Task requirements = Copy out each line of the material that includes the word "coding".

Data section =
"""
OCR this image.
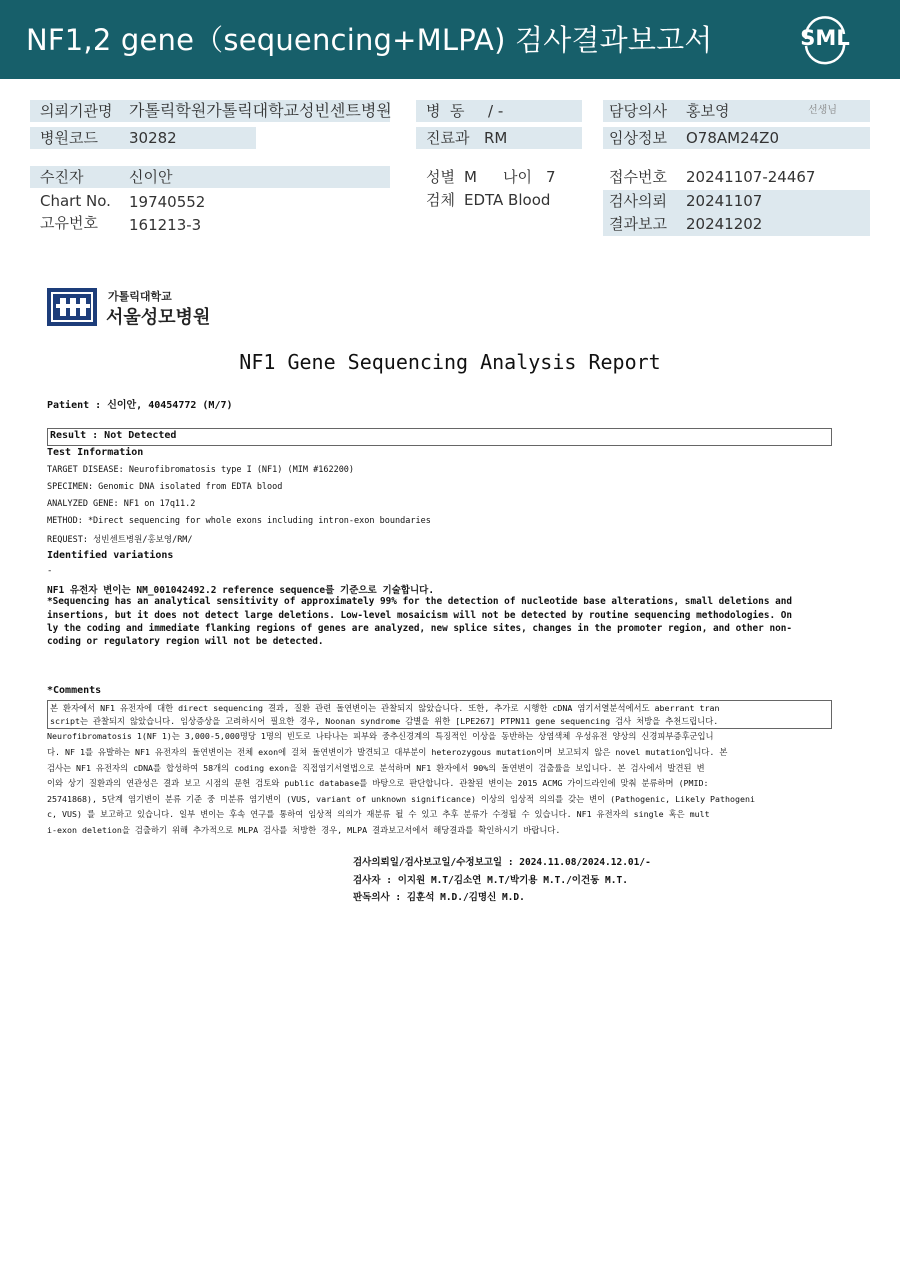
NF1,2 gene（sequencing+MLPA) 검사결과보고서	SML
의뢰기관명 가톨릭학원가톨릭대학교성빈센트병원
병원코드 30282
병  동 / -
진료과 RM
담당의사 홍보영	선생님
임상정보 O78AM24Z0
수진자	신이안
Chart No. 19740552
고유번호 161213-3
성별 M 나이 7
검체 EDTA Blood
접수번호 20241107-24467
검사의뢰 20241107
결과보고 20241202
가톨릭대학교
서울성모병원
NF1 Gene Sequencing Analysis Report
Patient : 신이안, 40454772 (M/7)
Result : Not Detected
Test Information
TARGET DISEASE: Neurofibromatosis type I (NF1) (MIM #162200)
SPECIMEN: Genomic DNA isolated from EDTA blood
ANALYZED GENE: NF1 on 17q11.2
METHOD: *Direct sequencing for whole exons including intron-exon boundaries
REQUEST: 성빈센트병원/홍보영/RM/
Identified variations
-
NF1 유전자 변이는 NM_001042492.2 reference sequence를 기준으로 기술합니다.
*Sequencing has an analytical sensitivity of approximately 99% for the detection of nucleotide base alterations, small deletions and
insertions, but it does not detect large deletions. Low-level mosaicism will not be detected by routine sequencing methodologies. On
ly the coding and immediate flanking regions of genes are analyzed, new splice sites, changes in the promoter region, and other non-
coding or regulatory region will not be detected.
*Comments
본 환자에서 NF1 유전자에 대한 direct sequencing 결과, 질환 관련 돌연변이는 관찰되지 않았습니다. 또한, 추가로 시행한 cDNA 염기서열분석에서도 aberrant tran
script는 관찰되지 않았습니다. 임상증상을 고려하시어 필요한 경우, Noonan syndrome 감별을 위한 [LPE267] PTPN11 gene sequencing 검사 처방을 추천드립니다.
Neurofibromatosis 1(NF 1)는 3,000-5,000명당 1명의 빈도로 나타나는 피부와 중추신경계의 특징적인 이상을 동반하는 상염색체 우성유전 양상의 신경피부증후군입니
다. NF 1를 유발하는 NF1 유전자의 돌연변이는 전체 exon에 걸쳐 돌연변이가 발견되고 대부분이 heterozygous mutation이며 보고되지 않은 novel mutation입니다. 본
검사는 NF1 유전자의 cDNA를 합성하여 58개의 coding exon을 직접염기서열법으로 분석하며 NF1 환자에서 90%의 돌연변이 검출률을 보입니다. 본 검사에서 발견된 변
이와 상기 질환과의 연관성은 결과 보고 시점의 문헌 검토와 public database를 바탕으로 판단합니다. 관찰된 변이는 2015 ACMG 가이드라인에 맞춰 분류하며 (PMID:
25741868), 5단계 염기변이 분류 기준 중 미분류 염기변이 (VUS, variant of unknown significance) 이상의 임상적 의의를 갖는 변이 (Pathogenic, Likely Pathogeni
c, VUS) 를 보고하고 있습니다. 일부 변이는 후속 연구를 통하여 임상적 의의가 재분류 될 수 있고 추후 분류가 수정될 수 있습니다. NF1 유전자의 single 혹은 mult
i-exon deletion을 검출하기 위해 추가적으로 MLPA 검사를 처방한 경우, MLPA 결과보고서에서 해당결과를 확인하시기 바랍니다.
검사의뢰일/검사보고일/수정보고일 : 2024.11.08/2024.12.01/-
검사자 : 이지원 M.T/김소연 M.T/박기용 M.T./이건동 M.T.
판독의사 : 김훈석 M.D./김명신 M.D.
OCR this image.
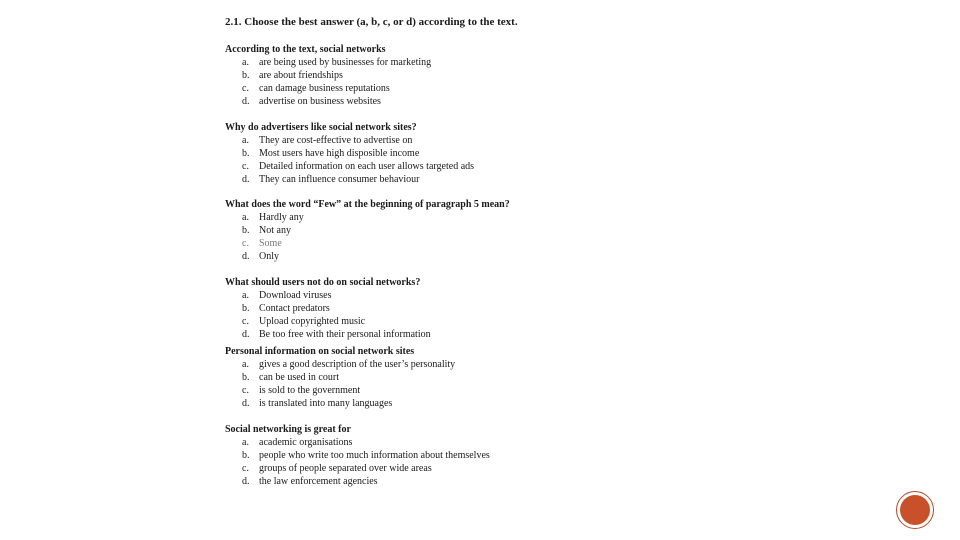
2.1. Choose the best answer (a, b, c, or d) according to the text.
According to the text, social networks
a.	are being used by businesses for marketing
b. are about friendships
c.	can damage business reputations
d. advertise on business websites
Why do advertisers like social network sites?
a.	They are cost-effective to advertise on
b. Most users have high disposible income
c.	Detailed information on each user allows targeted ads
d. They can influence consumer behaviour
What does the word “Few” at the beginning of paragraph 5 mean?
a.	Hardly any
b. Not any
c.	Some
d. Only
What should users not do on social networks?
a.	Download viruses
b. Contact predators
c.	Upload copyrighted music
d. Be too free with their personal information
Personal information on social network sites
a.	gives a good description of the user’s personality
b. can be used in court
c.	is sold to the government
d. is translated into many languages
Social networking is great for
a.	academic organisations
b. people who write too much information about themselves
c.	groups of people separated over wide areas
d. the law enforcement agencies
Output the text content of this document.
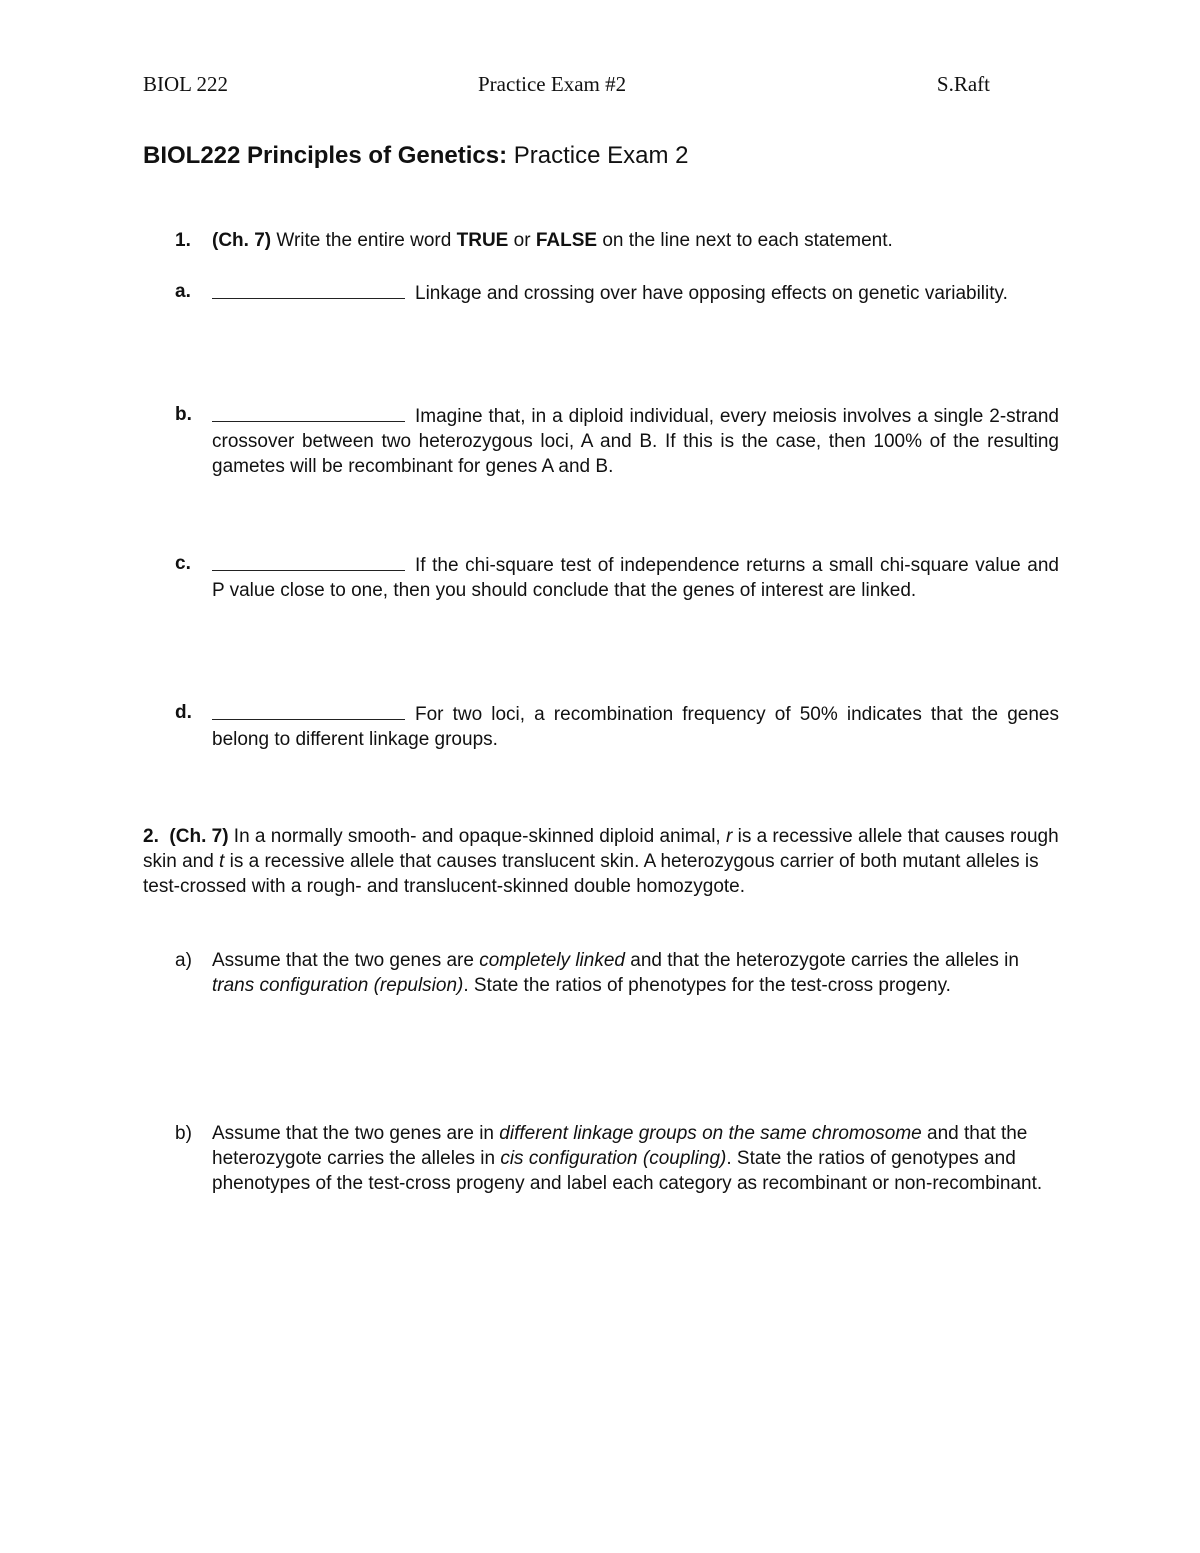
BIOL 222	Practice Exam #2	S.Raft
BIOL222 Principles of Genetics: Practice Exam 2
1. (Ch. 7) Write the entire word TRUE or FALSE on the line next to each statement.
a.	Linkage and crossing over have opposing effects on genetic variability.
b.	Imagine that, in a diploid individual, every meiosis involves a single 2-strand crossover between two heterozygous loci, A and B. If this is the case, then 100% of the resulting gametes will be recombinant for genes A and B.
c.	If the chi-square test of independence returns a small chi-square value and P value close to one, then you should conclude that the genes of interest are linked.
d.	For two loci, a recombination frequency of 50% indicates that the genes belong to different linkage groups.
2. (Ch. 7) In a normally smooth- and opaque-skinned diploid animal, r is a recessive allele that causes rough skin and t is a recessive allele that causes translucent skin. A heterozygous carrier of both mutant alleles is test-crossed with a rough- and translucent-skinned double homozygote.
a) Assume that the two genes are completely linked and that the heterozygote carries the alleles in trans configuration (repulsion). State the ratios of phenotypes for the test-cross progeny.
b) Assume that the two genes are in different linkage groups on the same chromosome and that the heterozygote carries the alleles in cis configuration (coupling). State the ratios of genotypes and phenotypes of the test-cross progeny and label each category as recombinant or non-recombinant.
"""
Result of this exercise =
ly the coding and immediate flanking regions of genes are analyzed, new splice sites, changes in the promoter region, and other non-
coding or regulatory region will not be detected.
검사는 NF1 유전자의 cDNA를 합성하여 58개의 coding exon을 직접염기서열법으로 분석하며 NF1 환자에서 90%의 돌연변이 검출률을 보입니다. 본 검사에서 발견된 변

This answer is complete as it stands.